◆ The task
Note each line of the listing that contains the string "Size", and copy it.

◆ Records shown
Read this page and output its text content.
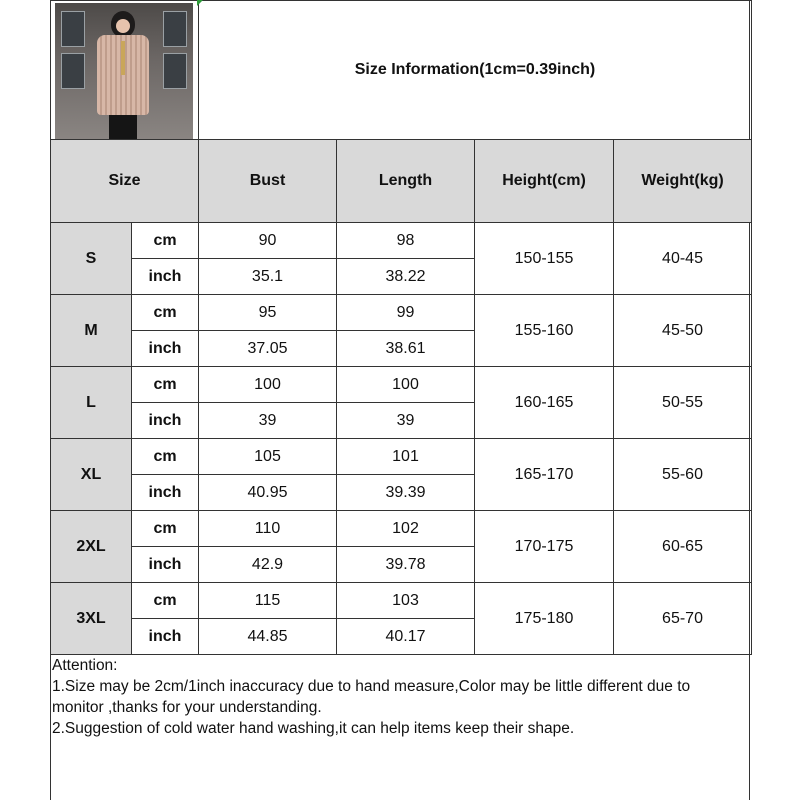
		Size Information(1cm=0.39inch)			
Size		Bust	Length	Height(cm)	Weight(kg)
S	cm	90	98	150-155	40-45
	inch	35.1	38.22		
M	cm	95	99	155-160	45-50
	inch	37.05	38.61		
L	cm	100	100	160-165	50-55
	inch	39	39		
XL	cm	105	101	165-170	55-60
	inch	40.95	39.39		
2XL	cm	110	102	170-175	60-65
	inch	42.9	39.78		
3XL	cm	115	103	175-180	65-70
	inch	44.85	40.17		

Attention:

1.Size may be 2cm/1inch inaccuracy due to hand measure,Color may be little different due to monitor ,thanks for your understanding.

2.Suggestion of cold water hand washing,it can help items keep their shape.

◆ Correct result
		Size Information(1cm=0.39inch)			
Size		Bust	Length	Height(cm)	Weight(kg)
1.Size may be 2cm/1inch inaccuracy due to hand measure,Color may be little different due to monitor ,thanks for your understanding.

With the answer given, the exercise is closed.